**Required work:**
Give the data a second time, exactly and in full.

**Data:**
+++++

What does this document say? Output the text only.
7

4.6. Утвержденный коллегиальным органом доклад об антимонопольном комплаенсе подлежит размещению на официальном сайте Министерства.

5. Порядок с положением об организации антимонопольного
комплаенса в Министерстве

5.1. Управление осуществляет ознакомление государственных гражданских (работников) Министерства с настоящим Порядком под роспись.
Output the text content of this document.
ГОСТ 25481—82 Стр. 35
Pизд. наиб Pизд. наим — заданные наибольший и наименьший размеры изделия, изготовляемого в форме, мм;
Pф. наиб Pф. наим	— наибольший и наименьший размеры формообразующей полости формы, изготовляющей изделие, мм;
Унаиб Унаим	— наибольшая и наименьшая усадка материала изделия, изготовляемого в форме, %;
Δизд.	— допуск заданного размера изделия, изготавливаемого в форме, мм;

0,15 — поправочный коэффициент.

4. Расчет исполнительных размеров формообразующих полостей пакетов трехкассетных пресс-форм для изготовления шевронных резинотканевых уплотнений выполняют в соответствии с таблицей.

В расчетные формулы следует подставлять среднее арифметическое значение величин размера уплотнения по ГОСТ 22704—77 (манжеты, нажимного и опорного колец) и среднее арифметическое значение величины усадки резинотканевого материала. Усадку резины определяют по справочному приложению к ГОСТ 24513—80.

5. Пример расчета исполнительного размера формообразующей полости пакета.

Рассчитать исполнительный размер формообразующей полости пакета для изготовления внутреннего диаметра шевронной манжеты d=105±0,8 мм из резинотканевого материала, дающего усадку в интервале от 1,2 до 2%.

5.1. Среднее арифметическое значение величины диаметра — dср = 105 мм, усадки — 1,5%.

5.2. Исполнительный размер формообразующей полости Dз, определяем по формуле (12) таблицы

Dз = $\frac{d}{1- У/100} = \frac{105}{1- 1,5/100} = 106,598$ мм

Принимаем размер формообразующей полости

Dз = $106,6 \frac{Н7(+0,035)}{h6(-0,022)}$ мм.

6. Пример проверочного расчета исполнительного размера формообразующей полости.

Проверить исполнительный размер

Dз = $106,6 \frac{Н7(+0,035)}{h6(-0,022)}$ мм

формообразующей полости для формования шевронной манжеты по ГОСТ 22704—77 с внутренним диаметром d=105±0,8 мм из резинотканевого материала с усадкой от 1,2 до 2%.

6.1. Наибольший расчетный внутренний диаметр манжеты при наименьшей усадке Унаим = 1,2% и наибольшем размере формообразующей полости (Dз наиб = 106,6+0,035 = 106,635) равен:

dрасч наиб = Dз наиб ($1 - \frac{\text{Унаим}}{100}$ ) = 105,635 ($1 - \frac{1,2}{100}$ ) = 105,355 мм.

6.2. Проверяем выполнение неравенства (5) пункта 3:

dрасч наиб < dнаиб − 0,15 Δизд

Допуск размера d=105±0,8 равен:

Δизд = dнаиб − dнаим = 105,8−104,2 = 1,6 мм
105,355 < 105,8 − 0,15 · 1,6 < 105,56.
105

+++++

**Answer for the task:**
What does this document say? Output the text only.
7

4.6. Утвержденный коллегиальным органом доклад об антимонопольном комплаенсе подлежит размещению на официальном сайте Министерства.

5. Порядок с положением об организации антимонопольного
комплаенса в Министерстве

5.1. Управление осуществляет ознакомление государственных гражданских (работников) Министерства с настоящим Порядком под роспись.
Output the text content of this document.
ГОСТ 25481—82 Стр. 35
Pизд. наиб Pизд. наим — заданные наибольший и наименьший размеры изделия, изготовляемого в форме, мм;
Pф. наиб Pф. наим	— наибольший и наименьший размеры формообразующей полости формы, изготовляющей изделие, мм;
Унаиб Унаим	— наибольшая и наименьшая усадка материала изделия, изготовляемого в форме, %;
Δизд.	— допуск заданного размера изделия, изготавливаемого в форме, мм;

0,15 — поправочный коэффициент.

4. Расчет исполнительных размеров формообразующих полостей пакетов трехкассетных пресс-форм для изготовления шевронных резинотканевых уплотнений выполняют в соответствии с таблицей.

В расчетные формулы следует подставлять среднее арифметическое значение величин размера уплотнения по ГОСТ 22704—77 (манжеты, нажимного и опорного колец) и среднее арифметическое значение величины усадки резинотканевого материала. Усадку резины определяют по справочному приложению к ГОСТ 24513—80.

5. Пример расчета исполнительного размера формообразующей полости пакета.

Рассчитать исполнительный размер формообразующей полости пакета для изготовления внутреннего диаметра шевронной манжеты d=105±0,8 мм из резинотканевого материала, дающего усадку в интервале от 1,2 до 2%.

5.1. Среднее арифметическое значение величины диаметра — dср = 105 мм, усадки — 1,5%.

5.2. Исполнительный размер формообразующей полости Dз, определяем по формуле (12) таблицы

Dз = $\frac{d}{1- У/100} = \frac{105}{1- 1,5/100} = 106,598$ мм

Принимаем размер формообразующей полости

Dз = $106,6 \frac{Н7(+0,035)}{h6(-0,022)}$ мм.

6. Пример проверочного расчета исполнительного размера формообразующей полости.

Проверить исполнительный размер

Dз = $106,6 \frac{Н7(+0,035)}{h6(-0,022)}$ мм

формообразующей полости для формования шевронной манжеты по ГОСТ 22704—77 с внутренним диаметром d=105±0,8 мм из резинотканевого материала с усадкой от 1,2 до 2%.

6.1. Наибольший расчетный внутренний диаметр манжеты при наименьшей усадке Унаим = 1,2% и наибольшем размере формообразующей полости (Dз наиб = 106,6+0,035 = 106,635) равен:

dрасч наиб = Dз наиб ($1 - \frac{\text{Унаим}}{100}$ ) = 105,635 ($1 - \frac{1,2}{100}$ ) = 105,355 мм.

6.2. Проверяем выполнение неравенства (5) пункта 3:

dрасч наиб < dнаиб − 0,15 Δизд

Допуск размера d=105±0,8 равен:

Δизд = dнаиб − dнаим = 105,8−104,2 = 1,6 мм
105,355 < 105,8 − 0,15 · 1,6 < 105,56.
105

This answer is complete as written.